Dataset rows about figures
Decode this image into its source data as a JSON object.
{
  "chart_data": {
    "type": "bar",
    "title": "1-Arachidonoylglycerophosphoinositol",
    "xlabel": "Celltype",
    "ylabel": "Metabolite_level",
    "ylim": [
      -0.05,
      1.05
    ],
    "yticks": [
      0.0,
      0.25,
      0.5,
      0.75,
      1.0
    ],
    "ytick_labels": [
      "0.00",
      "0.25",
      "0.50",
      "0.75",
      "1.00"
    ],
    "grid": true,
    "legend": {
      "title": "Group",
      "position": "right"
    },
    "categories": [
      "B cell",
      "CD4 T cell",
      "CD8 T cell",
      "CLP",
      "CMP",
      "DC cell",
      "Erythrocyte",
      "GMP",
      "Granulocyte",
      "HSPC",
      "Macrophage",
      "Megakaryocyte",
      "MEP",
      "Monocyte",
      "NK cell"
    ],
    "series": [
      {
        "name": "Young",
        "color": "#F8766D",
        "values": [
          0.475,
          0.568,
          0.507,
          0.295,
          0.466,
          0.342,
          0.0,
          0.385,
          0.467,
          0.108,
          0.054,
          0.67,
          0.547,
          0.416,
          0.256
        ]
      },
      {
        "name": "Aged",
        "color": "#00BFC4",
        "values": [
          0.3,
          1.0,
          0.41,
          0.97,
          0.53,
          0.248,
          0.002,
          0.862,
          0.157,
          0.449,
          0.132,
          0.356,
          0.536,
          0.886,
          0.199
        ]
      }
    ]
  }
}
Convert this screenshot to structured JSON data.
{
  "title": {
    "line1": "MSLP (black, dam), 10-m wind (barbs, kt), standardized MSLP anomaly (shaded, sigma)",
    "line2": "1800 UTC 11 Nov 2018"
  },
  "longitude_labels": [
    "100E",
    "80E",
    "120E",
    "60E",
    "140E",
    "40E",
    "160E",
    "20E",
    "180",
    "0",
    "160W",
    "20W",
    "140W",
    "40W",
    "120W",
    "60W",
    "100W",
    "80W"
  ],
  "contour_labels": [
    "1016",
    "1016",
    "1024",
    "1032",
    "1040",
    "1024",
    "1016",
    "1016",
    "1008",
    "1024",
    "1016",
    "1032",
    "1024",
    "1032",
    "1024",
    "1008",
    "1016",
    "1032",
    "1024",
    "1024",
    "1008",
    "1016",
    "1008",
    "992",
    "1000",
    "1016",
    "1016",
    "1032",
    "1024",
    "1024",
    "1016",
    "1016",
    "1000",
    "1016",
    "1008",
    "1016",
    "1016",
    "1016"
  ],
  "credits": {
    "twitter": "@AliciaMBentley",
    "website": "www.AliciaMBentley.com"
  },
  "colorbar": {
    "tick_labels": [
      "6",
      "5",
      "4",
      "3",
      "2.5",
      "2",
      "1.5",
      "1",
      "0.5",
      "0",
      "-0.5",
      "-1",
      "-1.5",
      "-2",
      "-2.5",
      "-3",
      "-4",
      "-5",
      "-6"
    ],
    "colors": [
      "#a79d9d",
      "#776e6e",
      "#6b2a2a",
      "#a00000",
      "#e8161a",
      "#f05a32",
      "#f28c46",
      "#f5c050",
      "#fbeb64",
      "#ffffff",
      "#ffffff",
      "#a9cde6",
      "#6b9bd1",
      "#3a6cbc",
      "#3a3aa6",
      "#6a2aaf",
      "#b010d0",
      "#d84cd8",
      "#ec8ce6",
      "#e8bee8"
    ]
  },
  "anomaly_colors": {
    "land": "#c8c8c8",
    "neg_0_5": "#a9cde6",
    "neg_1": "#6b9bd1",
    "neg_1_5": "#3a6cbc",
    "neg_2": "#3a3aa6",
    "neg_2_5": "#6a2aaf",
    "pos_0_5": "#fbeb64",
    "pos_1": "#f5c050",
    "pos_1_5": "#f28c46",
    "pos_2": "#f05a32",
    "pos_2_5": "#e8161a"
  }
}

Exercise requirements –
Exactly reproduce all of the entries.

Written reply –
Decode this image into its source data as a JSON object.
{
  "chart_data": {
    "type": "bar",
    "title": "1-Arachidonoylglycerophosphoinositol",
    "xlabel": "Celltype",
    "ylabel": "Metabolite_level",
    "ylim": [
      -0.05,
      1.05
    ],
    "yticks": [
      0.0,
      0.25,
      0.5,
      0.75,
      1.0
    ],
    "ytick_labels": [
      "0.00",
      "0.25",
      "0.50",
      "0.75",
      "1.00"
    ],
    "grid": true,
    "legend": {
      "title": "Group",
      "position": "right"
    },
    "categories": [
      "B cell",
      "CD4 T cell",
      "CD8 T cell",
      "CLP",
      "CMP",
      "DC cell",
      "Erythrocyte",
      "GMP",
      "Granulocyte",
      "HSPC",
      "Macrophage",
      "Megakaryocyte",
      "MEP",
      "Monocyte",
      "NK cell"
    ],
    "series": [
      {
        "name": "Young",
        "color": "#F8766D",
        "values": [
          0.475,
          0.568,
          0.507,
          0.295,
          0.466,
          0.342,
          0.0,
          0.385,
          0.467,
          0.108,
          0.054,
          0.67,
          0.547,
          0.416,
          0.256
        ]
      },
      {
        "name": "Aged",
        "color": "#00BFC4",
        "values": [
          0.3,
          1.0,
          0.41,
          0.97,
          0.53,
          0.248,
          0.002,
          0.862,
          0.157,
          0.449,
          0.132,
          0.356,
          0.536,
          0.886,
          0.199
        ]
      }
    ]
  }
}
Convert this screenshot to structured JSON data.
{
  "title": {
    "line1": "MSLP (black, dam), 10-m wind (barbs, kt), standardized MSLP anomaly (shaded, sigma)",
    "line2": "1800 UTC 11 Nov 2018"
  },
  "longitude_labels": [
    "100E",
    "80E",
    "120E",
    "60E",
    "140E",
    "40E",
    "160E",
    "20E",
    "180",
    "0",
    "160W",
    "20W",
    "140W",
    "40W",
    "120W",
    "60W",
    "100W",
    "80W"
  ],
  "contour_labels": [
    "1016",
    "1016",
    "1024",
    "1032",
    "1040",
    "1024",
    "1016",
    "1016",
    "1008",
    "1024",
    "1016",
    "1032",
    "1024",
    "1032",
    "1024",
    "1008",
    "1016",
    "1032",
    "1024",
    "1024",
    "1008",
    "1016",
    "1008",
    "992",
    "1000",
    "1016",
    "1016",
    "1032",
    "1024",
    "1024",
    "1016",
    "1016",
    "1000",
    "1016",
    "1008",
    "1016",
    "1016",
    "1016"
  ],
  "credits": {
    "twitter": "@AliciaMBentley",
    "website": "www.AliciaMBentley.com"
  },
  "colorbar": {
    "tick_labels": [
      "6",
      "5",
      "4",
      "3",
      "2.5",
      "2",
      "1.5",
      "1",
      "0.5",
      "0",
      "-0.5",
      "-1",
      "-1.5",
      "-2",
      "-2.5",
      "-3",
      "-4",
      "-5",
      "-6"
    ],
    "colors": [
      "#a79d9d",
      "#776e6e",
      "#6b2a2a",
      "#a00000",
      "#e8161a",
      "#f05a32",
      "#f28c46",
      "#f5c050",
      "#fbeb64",
      "#ffffff",
      "#ffffff",
      "#a9cde6",
      "#6b9bd1",
      "#3a6cbc",
      "#3a3aa6",
      "#6a2aaf",
      "#b010d0",
      "#d84cd8",
      "#ec8ce6",
      "#e8bee8"
    ]
  },
  "anomaly_colors": {
    "land": "#c8c8c8",
    "neg_0_5": "#a9cde6",
    "neg_1": "#6b9bd1",
    "neg_1_5": "#3a6cbc",
    "neg_2": "#3a3aa6",
    "neg_2_5": "#6a2aaf",
    "pos_0_5": "#fbeb64",
    "pos_1": "#f5c050",
    "pos_1_5": "#f28c46",
    "pos_2": "#f05a32",
    "pos_2_5": "#e8161a"
  }
}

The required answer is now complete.